Job A
According to the motorcycle review, what is the price of the Kawasaki ZZR1400?

All you really need to know about the Kawasaki ZZR1400 is that, at the time of its introduction, it was the most powerful production bike ever. Not this year or this decade. Ever. With 199bhp on tap, this is a bike more powerful than quite a few respectable sports cars. If you yearn for power – the sort of power that can corrugate tarmac and warp your eyeballs into ellipses then this is the bike for you.

Bigger and more comfortable than a ‘proper’ super sports replica, the Kawasaki ZZR1400 is aimed at more experienced riders who want unparalleled long distance performance and aren’t too worried about frightening themselves every now and then. Ultimately, this bike is all about speed. Whether you view this as a socially responsible purchase very much depends on your personal standpoint but traffic cops may see this Kawasaki as a big V-sign. Be careful.

* What Does It Cost?
Those looking for a bike to wear their knee sliders out would be better advised to save a couple of hundred quid and opt for the £8,800 ZX-10R. If, on the other hand, you need a bike that compresses the horizon into easily manageable chunks, the ZZR1400’s £8,995 price tag won’t seem unreasonable.

That 1,352cc engine is almost worth the price of admission alone. Great detailing such as mirrors that remain clear at speed, a decent wide seat and a six-lamp headlight cluster are evidence of Kawasaki investing in the small things that matter.

* How Does It Handle?

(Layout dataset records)
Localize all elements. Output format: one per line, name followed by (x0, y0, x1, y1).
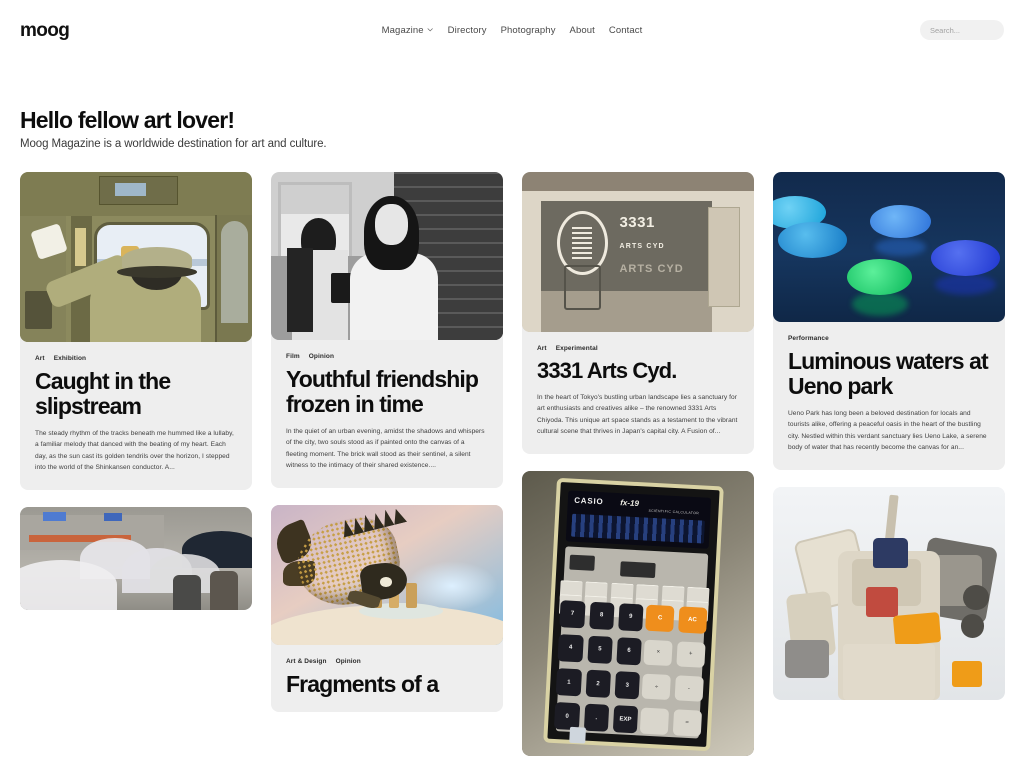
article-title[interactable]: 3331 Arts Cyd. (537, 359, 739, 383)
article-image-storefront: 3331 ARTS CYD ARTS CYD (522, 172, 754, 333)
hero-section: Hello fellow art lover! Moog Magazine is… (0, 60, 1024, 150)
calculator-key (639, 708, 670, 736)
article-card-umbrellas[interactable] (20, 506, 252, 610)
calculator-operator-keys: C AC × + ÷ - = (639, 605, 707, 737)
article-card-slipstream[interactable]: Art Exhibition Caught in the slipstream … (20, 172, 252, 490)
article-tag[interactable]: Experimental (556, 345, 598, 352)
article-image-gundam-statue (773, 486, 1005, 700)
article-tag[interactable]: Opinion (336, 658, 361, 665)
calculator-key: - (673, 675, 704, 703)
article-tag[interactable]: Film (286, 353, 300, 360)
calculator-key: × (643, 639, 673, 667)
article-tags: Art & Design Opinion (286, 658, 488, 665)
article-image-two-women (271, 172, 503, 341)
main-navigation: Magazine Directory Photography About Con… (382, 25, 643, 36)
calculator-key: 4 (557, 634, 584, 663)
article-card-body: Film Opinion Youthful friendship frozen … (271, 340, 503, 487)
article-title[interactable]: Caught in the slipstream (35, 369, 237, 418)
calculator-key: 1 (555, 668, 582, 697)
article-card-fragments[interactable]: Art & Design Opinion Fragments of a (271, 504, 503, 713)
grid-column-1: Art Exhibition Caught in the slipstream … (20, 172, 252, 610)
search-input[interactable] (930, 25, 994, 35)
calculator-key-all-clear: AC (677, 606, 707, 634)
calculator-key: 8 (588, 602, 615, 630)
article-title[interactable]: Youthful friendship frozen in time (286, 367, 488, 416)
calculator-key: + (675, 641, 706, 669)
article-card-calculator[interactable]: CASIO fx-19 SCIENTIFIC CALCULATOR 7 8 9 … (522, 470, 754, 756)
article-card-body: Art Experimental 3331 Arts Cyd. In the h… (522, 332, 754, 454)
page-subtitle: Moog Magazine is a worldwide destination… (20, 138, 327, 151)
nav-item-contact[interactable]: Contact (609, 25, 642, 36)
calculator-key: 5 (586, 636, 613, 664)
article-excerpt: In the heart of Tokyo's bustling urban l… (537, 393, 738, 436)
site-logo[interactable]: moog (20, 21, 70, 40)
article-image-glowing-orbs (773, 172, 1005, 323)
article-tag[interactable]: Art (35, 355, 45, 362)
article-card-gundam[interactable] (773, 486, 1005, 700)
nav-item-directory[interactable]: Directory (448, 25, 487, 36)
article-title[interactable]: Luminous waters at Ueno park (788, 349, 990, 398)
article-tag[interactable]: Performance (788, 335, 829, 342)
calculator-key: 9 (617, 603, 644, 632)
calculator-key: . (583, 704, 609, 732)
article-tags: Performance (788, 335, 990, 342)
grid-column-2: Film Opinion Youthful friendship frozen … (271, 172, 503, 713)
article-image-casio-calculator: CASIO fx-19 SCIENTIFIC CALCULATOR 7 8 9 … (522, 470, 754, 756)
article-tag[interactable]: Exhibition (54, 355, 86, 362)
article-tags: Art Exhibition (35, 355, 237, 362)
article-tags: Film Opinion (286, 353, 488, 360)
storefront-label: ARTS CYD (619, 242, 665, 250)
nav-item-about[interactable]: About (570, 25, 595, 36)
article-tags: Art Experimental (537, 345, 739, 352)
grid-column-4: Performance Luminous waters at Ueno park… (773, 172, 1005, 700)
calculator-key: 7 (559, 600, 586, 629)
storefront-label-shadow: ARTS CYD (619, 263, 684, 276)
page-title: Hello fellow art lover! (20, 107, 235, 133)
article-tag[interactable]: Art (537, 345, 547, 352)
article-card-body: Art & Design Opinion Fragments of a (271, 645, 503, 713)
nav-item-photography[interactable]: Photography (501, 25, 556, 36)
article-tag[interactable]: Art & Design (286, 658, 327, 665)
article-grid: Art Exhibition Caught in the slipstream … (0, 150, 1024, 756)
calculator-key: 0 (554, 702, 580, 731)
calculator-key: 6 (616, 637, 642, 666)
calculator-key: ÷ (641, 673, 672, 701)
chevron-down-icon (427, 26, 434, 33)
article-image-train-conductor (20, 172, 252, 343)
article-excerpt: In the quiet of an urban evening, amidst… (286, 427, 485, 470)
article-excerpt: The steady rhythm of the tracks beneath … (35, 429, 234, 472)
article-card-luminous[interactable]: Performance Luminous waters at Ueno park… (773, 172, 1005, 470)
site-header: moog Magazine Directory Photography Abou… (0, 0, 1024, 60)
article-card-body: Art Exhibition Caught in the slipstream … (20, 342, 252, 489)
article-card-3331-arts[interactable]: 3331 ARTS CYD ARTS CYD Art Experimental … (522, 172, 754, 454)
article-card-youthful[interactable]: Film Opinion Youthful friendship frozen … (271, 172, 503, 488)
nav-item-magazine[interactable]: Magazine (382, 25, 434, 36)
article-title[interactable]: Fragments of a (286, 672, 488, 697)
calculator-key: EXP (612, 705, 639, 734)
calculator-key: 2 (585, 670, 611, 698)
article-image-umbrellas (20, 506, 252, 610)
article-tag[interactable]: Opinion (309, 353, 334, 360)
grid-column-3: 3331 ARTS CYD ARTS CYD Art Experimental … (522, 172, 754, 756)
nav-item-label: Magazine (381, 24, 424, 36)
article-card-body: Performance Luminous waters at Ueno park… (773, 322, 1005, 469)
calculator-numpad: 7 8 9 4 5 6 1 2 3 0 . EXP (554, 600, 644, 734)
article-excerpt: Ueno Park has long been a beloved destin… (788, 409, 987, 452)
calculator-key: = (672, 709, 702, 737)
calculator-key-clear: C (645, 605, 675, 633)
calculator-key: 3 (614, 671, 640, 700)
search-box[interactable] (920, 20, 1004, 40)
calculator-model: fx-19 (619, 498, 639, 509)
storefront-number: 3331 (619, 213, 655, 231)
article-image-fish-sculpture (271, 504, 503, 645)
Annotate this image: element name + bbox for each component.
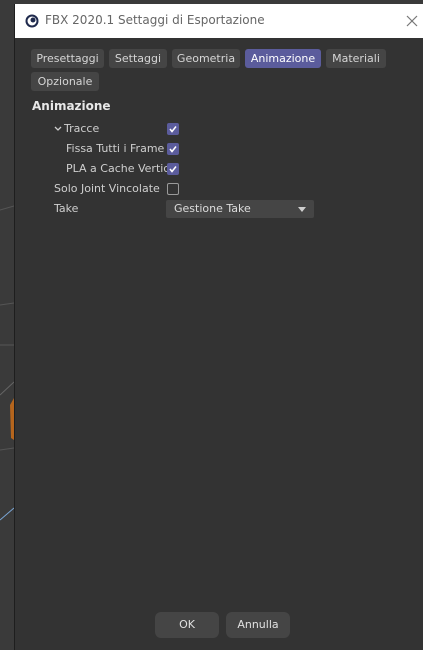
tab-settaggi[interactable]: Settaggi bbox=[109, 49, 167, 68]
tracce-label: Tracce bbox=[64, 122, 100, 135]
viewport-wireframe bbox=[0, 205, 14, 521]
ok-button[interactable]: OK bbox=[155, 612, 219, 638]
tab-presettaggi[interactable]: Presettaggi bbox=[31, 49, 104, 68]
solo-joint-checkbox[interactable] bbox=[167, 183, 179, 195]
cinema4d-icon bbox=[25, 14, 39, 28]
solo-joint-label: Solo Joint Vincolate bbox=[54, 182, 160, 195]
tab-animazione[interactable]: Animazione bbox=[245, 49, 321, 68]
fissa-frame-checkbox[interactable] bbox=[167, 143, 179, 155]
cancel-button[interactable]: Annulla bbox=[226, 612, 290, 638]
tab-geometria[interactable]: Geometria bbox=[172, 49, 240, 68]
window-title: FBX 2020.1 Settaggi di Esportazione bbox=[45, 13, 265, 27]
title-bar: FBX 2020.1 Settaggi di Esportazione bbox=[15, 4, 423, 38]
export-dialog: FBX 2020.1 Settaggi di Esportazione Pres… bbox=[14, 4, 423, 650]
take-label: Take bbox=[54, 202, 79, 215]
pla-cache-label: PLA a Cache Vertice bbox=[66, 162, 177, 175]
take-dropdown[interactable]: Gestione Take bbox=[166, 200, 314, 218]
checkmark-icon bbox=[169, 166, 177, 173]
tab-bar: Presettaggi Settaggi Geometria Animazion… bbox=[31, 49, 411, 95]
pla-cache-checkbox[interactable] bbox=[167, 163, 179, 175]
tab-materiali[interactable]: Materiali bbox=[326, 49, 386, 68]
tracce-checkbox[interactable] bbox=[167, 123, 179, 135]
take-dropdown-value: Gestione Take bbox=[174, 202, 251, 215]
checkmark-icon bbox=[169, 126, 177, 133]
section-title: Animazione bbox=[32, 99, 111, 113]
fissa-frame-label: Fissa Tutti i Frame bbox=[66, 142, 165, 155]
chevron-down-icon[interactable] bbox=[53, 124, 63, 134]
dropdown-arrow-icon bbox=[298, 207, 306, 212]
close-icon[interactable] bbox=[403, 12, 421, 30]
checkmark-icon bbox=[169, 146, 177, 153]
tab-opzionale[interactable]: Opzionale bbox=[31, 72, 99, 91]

Job B
Copy the lines of the records from the line containing "article-title[interactable]: 3331 Arts" to the line containing "article-title[interactable]: Youthful friendship", inclusive, without any changes.

Task result A
£8,995

Task result B
article-title[interactable]: 3331 Arts Cyd. (537, 359, 739, 383)
article-image-storefront: 3331 ARTS CYD ARTS CYD (522, 172, 754, 333)
hero-section: Hello fellow art lover! Moog Magazine is… (0, 60, 1024, 150)
calculator-key (639, 708, 670, 736)
article-card-umbrellas[interactable] (20, 506, 252, 610)
calculator-operator-keys: C AC × + ÷ - = (639, 605, 707, 737)
article-card-slipstream[interactable]: Art Exhibition Caught in the slipstream … (20, 172, 252, 490)
article-tag[interactable]: Experimental (556, 345, 598, 352)
article-image-gundam-statue (773, 486, 1005, 700)
article-tag[interactable]: Opinion (336, 658, 361, 665)
calculator-key: - (673, 675, 704, 703)
article-tag[interactable]: Film (286, 353, 300, 360)
calculator-key: × (643, 639, 673, 667)
article-tags: Art & Design Opinion (286, 658, 488, 665)
article-image-two-women (271, 172, 503, 341)
main-navigation: Magazine Directory Photography About Con… (382, 25, 643, 36)
calculator-key: 4 (557, 634, 584, 663)
article-card-body: Film Opinion Youthful friendship frozen … (271, 340, 503, 487)
article-title[interactable]: Caught in the slipstream (35, 369, 237, 418)
calculator-key: 1 (555, 668, 582, 697)
article-card-fragments[interactable]: Art & Design Opinion Fragments of a (271, 504, 503, 713)
grid-column-1: Art Exhibition Caught in the slipstream … (20, 172, 252, 610)
search-input[interactable] (930, 25, 994, 35)
calculator-key-all-clear: AC (677, 606, 707, 634)
calculator-key: 8 (588, 602, 615, 630)
article-title[interactable]: Youthful friendship frozen in time (286, 367, 488, 416)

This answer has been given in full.